** Start **

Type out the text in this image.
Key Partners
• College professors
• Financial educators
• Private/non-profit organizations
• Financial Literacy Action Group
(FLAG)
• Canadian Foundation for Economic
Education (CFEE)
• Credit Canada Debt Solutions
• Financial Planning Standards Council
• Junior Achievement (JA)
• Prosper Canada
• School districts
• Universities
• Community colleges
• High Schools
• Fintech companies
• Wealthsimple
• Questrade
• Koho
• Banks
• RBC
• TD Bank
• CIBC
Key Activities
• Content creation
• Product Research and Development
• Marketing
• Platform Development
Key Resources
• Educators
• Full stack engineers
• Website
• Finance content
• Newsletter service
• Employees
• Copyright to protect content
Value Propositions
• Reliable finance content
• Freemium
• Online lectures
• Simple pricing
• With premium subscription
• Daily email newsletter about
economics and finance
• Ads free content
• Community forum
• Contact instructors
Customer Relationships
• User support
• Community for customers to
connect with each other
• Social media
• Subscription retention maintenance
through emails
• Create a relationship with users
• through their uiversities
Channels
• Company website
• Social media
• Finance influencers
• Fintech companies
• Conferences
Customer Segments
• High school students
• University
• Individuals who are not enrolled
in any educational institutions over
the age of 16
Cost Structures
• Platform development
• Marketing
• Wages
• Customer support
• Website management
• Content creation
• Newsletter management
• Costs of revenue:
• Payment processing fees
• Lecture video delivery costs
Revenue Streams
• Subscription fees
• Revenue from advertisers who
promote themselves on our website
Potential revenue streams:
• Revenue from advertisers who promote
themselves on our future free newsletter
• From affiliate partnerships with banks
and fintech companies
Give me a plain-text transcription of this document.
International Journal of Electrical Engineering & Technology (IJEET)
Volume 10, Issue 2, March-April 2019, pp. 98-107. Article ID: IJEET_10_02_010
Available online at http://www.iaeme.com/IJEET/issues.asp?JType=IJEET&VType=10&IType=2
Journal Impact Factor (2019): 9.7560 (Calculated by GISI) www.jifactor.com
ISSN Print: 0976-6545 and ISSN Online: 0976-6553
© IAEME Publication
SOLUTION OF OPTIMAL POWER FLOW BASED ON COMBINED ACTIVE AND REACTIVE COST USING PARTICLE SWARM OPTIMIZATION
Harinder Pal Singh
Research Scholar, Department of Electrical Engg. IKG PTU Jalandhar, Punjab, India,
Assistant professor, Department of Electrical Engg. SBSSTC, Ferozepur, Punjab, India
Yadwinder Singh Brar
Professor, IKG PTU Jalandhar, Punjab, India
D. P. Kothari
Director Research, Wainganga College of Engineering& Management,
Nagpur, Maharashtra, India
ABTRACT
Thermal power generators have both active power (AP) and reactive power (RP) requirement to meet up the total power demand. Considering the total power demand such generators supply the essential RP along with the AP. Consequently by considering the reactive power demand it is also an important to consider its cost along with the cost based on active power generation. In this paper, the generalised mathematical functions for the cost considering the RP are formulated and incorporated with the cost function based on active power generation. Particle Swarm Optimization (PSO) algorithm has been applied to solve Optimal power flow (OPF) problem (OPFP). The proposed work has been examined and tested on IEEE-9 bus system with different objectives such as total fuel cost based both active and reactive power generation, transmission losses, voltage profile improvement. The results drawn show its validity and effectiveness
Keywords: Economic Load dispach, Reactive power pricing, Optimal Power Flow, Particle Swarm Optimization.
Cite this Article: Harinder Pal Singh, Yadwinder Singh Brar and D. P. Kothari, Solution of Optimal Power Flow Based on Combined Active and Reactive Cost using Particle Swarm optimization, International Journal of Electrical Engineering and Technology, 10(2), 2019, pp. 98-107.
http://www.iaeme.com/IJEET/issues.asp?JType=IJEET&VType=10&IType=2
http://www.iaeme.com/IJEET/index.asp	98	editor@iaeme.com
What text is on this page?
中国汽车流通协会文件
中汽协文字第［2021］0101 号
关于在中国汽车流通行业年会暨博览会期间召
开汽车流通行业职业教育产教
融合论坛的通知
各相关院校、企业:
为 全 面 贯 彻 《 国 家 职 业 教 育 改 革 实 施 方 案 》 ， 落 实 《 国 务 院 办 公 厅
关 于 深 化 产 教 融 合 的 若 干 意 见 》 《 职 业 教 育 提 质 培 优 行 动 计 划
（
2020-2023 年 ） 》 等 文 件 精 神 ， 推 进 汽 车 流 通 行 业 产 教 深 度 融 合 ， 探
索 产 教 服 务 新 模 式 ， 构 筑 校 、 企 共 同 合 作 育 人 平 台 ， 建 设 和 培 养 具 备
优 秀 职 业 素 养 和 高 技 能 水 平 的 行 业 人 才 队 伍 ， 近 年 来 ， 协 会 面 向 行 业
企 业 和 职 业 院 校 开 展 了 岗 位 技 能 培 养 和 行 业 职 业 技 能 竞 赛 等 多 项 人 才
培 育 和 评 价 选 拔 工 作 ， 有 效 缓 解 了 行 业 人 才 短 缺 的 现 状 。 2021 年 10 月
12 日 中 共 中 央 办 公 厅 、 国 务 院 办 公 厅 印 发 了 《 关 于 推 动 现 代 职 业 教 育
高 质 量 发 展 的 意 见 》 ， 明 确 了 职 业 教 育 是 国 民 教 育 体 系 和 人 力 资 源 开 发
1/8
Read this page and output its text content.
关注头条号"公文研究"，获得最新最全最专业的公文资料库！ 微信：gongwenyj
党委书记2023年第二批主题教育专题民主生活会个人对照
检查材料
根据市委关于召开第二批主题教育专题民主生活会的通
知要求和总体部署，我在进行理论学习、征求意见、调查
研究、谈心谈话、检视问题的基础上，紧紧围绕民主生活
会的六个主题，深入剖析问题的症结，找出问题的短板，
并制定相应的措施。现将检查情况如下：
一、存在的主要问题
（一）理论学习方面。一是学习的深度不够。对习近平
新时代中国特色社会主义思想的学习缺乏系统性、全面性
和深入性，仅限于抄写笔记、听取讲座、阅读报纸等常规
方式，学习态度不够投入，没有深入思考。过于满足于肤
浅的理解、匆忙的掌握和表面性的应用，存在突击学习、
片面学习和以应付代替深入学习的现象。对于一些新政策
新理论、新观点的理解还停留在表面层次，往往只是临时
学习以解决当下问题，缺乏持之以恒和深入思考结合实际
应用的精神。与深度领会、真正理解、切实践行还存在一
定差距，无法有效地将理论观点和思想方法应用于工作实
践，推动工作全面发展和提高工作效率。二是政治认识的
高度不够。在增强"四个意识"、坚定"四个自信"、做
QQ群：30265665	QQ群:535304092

** End **

▸ **To be done**
Extract all of the data above and output it character for character.

▸ **Reply to the exercise**
Type out the text in this image.
Key Partners
• College professors
• Financial educators
• Private/non-profit organizations
• Financial Literacy Action Group
(FLAG)
• Canadian Foundation for Economic
Education (CFEE)
• Credit Canada Debt Solutions
• Financial Planning Standards Council
• Junior Achievement (JA)
• Prosper Canada
• School districts
• Universities
• Community colleges
• High Schools
• Fintech companies
• Wealthsimple
• Questrade
• Koho
• Banks
• RBC
• TD Bank
• CIBC
Key Activities
• Content creation
• Product Research and Development
• Marketing
• Platform Development
Key Resources
• Educators
• Full stack engineers
• Website
• Finance content
• Newsletter service
• Employees
• Copyright to protect content
Value Propositions
• Reliable finance content
• Freemium
• Online lectures
• Simple pricing
• With premium subscription
• Daily email newsletter about
economics and finance
• Ads free content
• Community forum
• Contact instructors
Customer Relationships
• User support
• Community for customers to
connect with each other
• Social media
• Subscription retention maintenance
through emails
• Create a relationship with users
• through their uiversities
Channels
• Company website
• Social media
• Finance influencers
• Fintech companies
• Conferences
Customer Segments
• High school students
• University
• Individuals who are not enrolled
in any educational institutions over
the age of 16
Cost Structures
• Platform development
• Marketing
• Wages
• Customer support
• Website management
• Content creation
• Newsletter management
• Costs of revenue:
• Payment processing fees
• Lecture video delivery costs
Revenue Streams
• Subscription fees
• Revenue from advertisers who
promote themselves on our website
Potential revenue streams:
• Revenue from advertisers who promote
themselves on our future free newsletter
• From affiliate partnerships with banks
and fintech companies
Give me a plain-text transcription of this document.
International Journal of Electrical Engineering & Technology (IJEET)
Volume 10, Issue 2, March-April 2019, pp. 98-107. Article ID: IJEET_10_02_010
Available online at http://www.iaeme.com/IJEET/issues.asp?JType=IJEET&VType=10&IType=2
Journal Impact Factor (2019): 9.7560 (Calculated by GISI) www.jifactor.com
ISSN Print: 0976-6545 and ISSN Online: 0976-6553
© IAEME Publication
SOLUTION OF OPTIMAL POWER FLOW BASED ON COMBINED ACTIVE AND REACTIVE COST USING PARTICLE SWARM OPTIMIZATION
Harinder Pal Singh
Research Scholar, Department of Electrical Engg. IKG PTU Jalandhar, Punjab, India,
Assistant professor, Department of Electrical Engg. SBSSTC, Ferozepur, Punjab, India
Yadwinder Singh Brar
Professor, IKG PTU Jalandhar, Punjab, India
D. P. Kothari
Director Research, Wainganga College of Engineering& Management,
Nagpur, Maharashtra, India
ABTRACT
Thermal power generators have both active power (AP) and reactive power (RP) requirement to meet up the total power demand. Considering the total power demand such generators supply the essential RP along with the AP. Consequently by considering the reactive power demand it is also an important to consider its cost along with the cost based on active power generation. In this paper, the generalised mathematical functions for the cost considering the RP are formulated and incorporated with the cost function based on active power generation. Particle Swarm Optimization (PSO) algorithm has been applied to solve Optimal power flow (OPF) problem (OPFP). The proposed work has been examined and tested on IEEE-9 bus system with different objectives such as total fuel cost based both active and reactive power generation, transmission losses, voltage profile improvement. The results drawn show its validity and effectiveness
Keywords: Economic Load dispach, Reactive power pricing, Optimal Power Flow, Particle Swarm Optimization.
Cite this Article: Harinder Pal Singh, Yadwinder Singh Brar and D. P. Kothari, Solution of Optimal Power Flow Based on Combined Active and Reactive Cost using Particle Swarm optimization, International Journal of Electrical Engineering and Technology, 10(2), 2019, pp. 98-107.
http://www.iaeme.com/IJEET/issues.asp?JType=IJEET&VType=10&IType=2
http://www.iaeme.com/IJEET/index.asp	98	editor@iaeme.com
What text is on this page?
中国汽车流通协会文件
中汽协文字第［2021］0101 号
关于在中国汽车流通行业年会暨博览会期间召
开汽车流通行业职业教育产教
融合论坛的通知
各相关院校、企业:
为 全 面 贯 彻 《 国 家 职 业 教 育 改 革 实 施 方 案 》 ， 落 实 《 国 务 院 办 公 厅
关 于 深 化 产 教 融 合 的 若 干 意 见 》 《 职 业 教 育 提 质 培 优 行 动 计 划
（
2020-2023 年 ） 》 等 文 件 精 神 ， 推 进 汽 车 流 通 行 业 产 教 深 度 融 合 ， 探
索 产 教 服 务 新 模 式 ， 构 筑 校 、 企 共 同 合 作 育 人 平 台 ， 建 设 和 培 养 具 备
优 秀 职 业 素 养 和 高 技 能 水 平 的 行 业 人 才 队 伍 ， 近 年 来 ， 协 会 面 向 行 业
企 业 和 职 业 院 校 开 展 了 岗 位 技 能 培 养 和 行 业 职 业 技 能 竞 赛 等 多 项 人 才
培 育 和 评 价 选 拔 工 作 ， 有 效 缓 解 了 行 业 人 才 短 缺 的 现 状 。 2021 年 10 月
12 日 中 共 中 央 办 公 厅 、 国 务 院 办 公 厅 印 发 了 《 关 于 推 动 现 代 职 业 教 育
高 质 量 发 展 的 意 见 》 ， 明 确 了 职 业 教 育 是 国 民 教 育 体 系 和 人 力 资 源 开 发
1/8
Read this page and output its text content.
关注头条号"公文研究"，获得最新最全最专业的公文资料库！ 微信：gongwenyj
党委书记2023年第二批主题教育专题民主生活会个人对照
检查材料
根据市委关于召开第二批主题教育专题民主生活会的通
知要求和总体部署，我在进行理论学习、征求意见、调查
研究、谈心谈话、检视问题的基础上，紧紧围绕民主生活
会的六个主题，深入剖析问题的症结，找出问题的短板，
并制定相应的措施。现将检查情况如下：
一、存在的主要问题
（一）理论学习方面。一是学习的深度不够。对习近平
新时代中国特色社会主义思想的学习缺乏系统性、全面性
和深入性，仅限于抄写笔记、听取讲座、阅读报纸等常规
方式，学习态度不够投入，没有深入思考。过于满足于肤
浅的理解、匆忙的掌握和表面性的应用，存在突击学习、
片面学习和以应付代替深入学习的现象。对于一些新政策
新理论、新观点的理解还停留在表面层次，往往只是临时
学习以解决当下问题，缺乏持之以恒和深入思考结合实际
应用的精神。与深度领会、真正理解、切实践行还存在一
定差距，无法有效地将理论观点和思想方法应用于工作实
践，推动工作全面发展和提高工作效率。二是政治认识的
高度不够。在增强"四个意识"、坚定"四个自信"、做
QQ群：30265665	QQ群:535304092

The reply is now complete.